*SHORT TASK*: Look for the string "office" and copy every line that has it.
[START RECORDED DATA]
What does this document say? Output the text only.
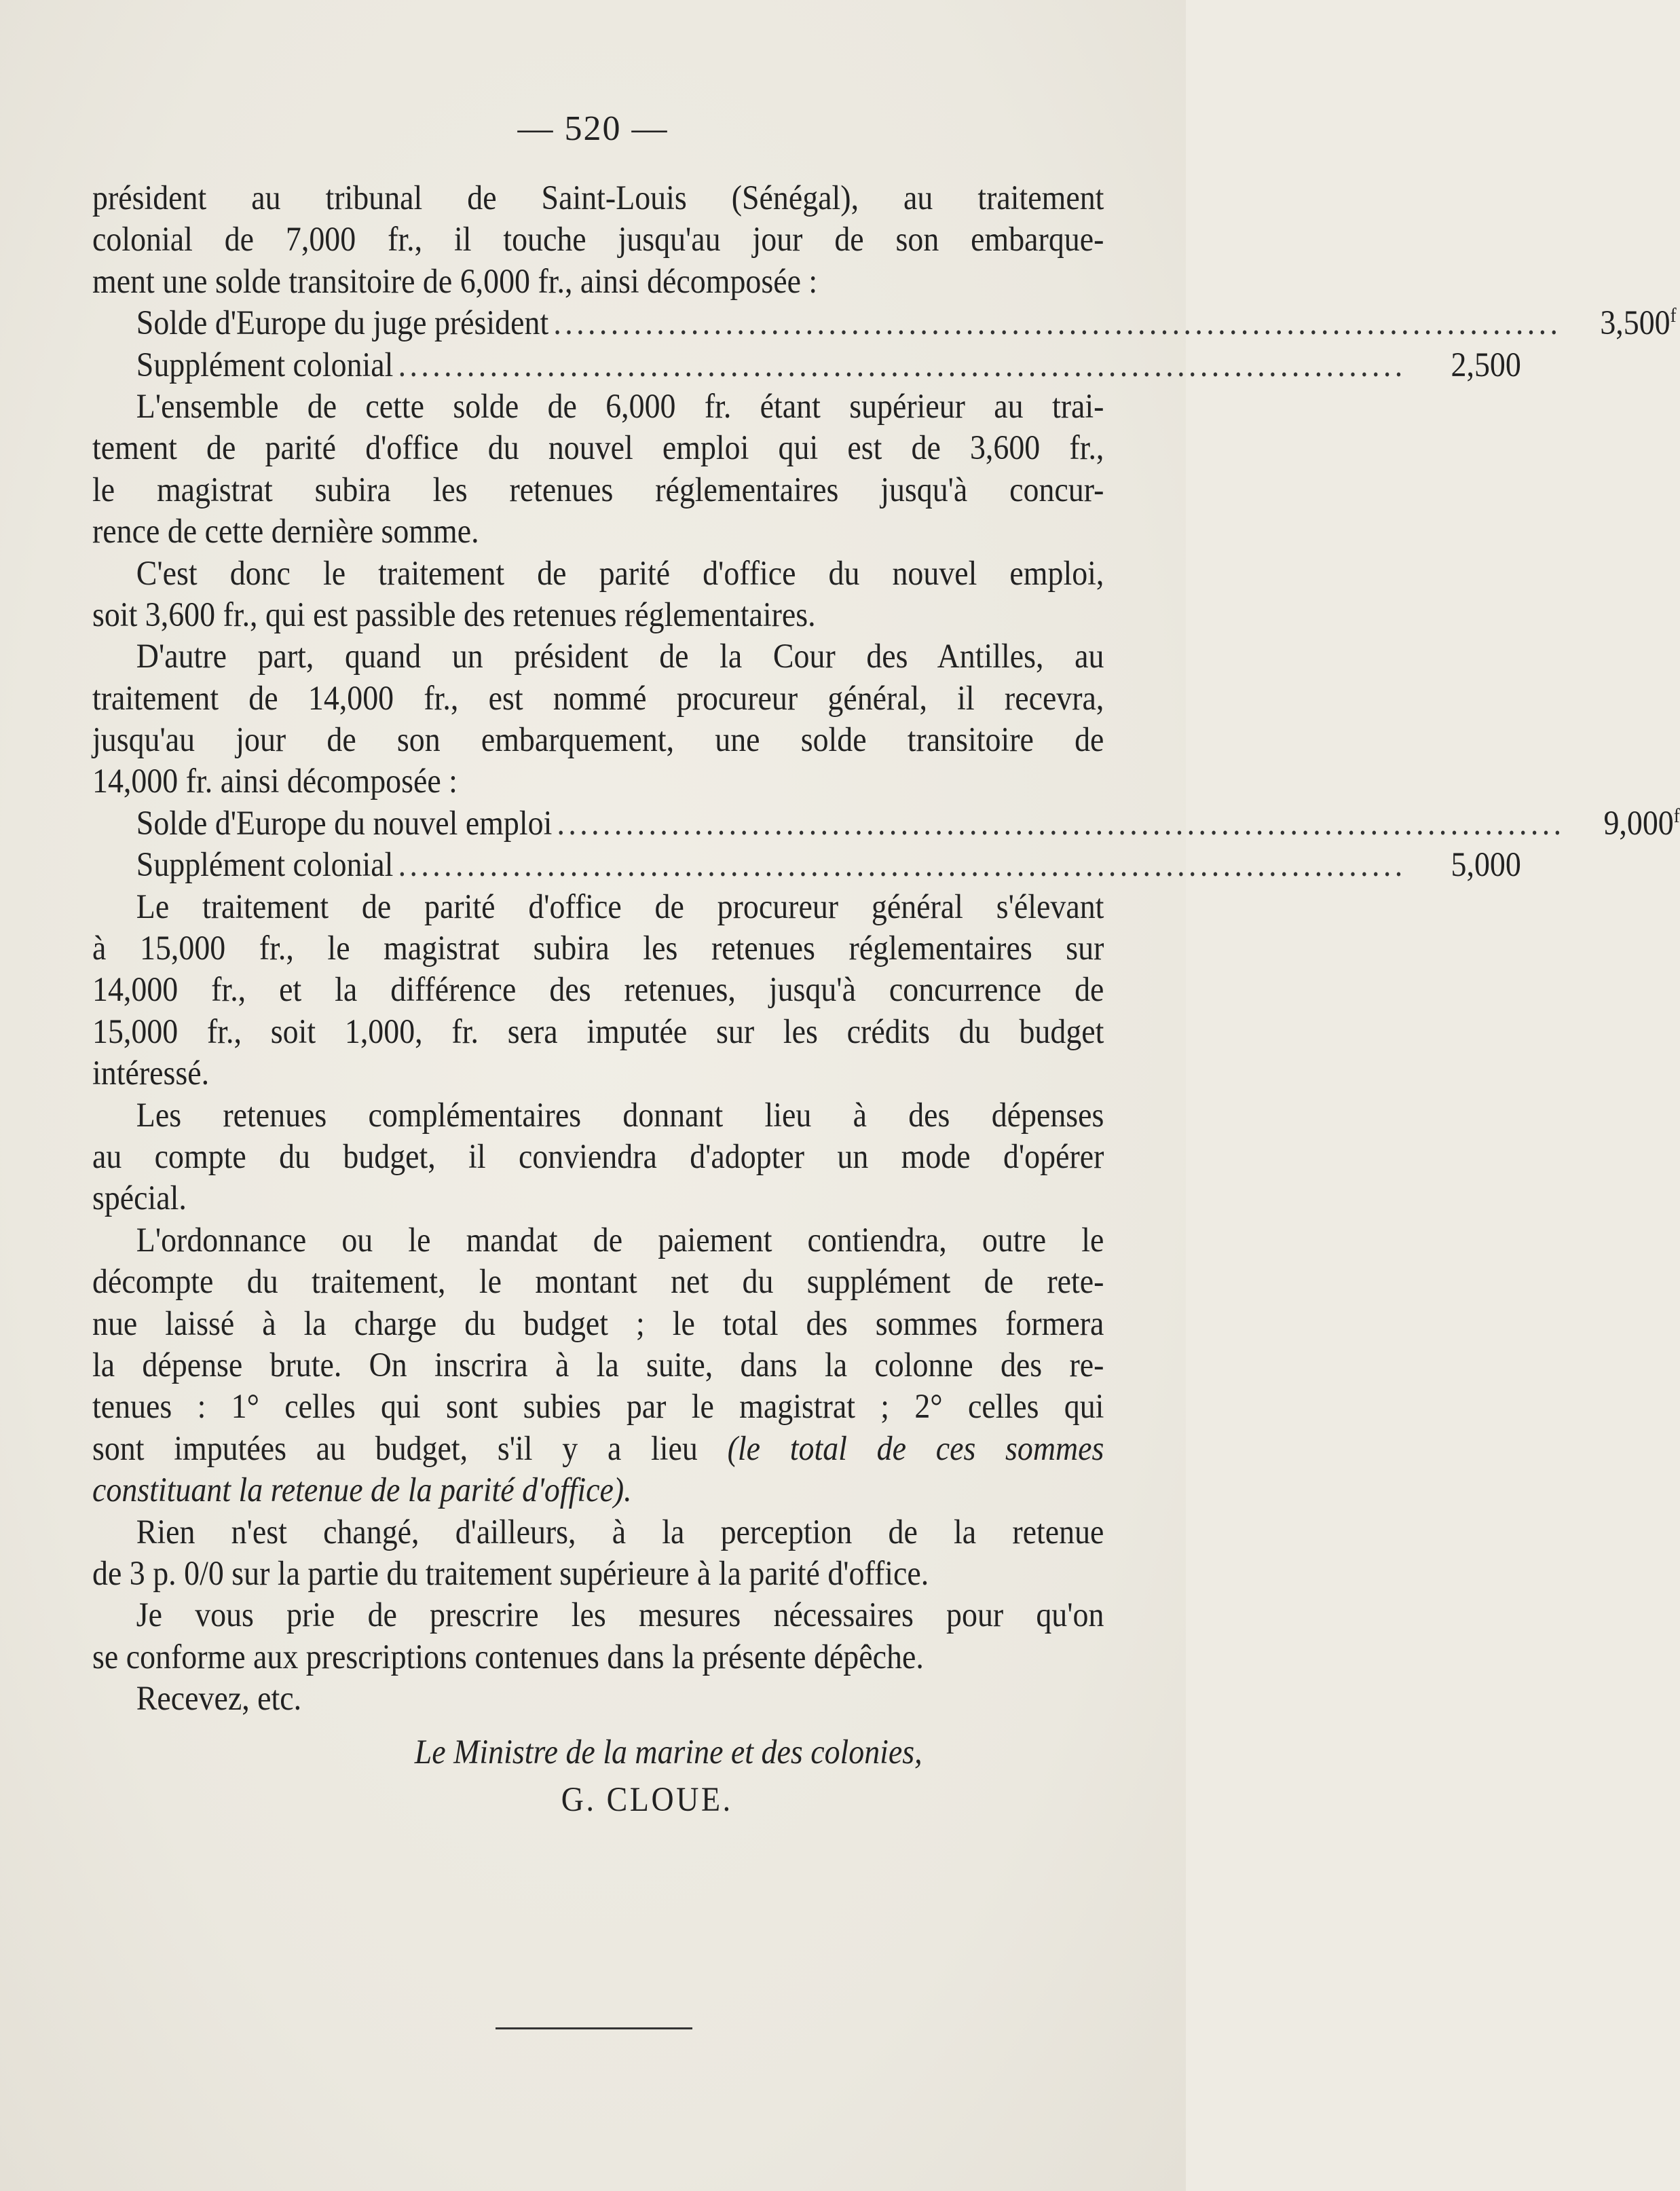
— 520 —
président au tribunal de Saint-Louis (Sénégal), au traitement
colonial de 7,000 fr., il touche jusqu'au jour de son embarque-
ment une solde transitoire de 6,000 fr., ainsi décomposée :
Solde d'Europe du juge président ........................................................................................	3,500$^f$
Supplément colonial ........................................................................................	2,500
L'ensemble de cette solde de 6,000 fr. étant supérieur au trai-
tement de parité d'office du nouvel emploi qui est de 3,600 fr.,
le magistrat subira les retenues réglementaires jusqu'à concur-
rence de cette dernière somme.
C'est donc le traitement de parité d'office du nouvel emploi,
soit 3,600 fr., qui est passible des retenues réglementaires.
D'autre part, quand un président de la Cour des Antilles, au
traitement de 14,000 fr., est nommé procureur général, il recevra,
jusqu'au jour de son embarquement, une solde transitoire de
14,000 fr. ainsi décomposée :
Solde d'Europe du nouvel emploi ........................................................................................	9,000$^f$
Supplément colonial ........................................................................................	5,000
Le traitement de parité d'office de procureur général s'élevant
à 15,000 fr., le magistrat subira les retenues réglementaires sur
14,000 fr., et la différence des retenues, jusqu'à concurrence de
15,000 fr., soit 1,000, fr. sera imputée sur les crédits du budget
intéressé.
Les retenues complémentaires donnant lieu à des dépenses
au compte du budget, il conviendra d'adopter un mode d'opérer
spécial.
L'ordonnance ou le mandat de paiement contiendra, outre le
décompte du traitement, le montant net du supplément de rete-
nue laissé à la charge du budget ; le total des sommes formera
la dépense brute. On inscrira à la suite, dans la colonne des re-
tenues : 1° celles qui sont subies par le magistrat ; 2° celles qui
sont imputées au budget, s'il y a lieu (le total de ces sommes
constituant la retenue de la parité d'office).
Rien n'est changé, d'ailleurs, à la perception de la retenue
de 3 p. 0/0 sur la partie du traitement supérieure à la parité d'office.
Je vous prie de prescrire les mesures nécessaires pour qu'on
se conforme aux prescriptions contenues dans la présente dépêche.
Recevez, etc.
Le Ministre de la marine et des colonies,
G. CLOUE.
[END RECORDED DATA]
*RESULT FOR THIS EXERCISE*:
tement de parité d'office du nouvel emploi qui est de 3,600 fr.,
C'est donc le traitement de parité d'office du nouvel emploi,
Le traitement de parité d'office de procureur général s'élevant
constituant la retenue de la parité d'office).
de 3 p. 0/0 sur la partie du traitement supérieure à la parité d'office.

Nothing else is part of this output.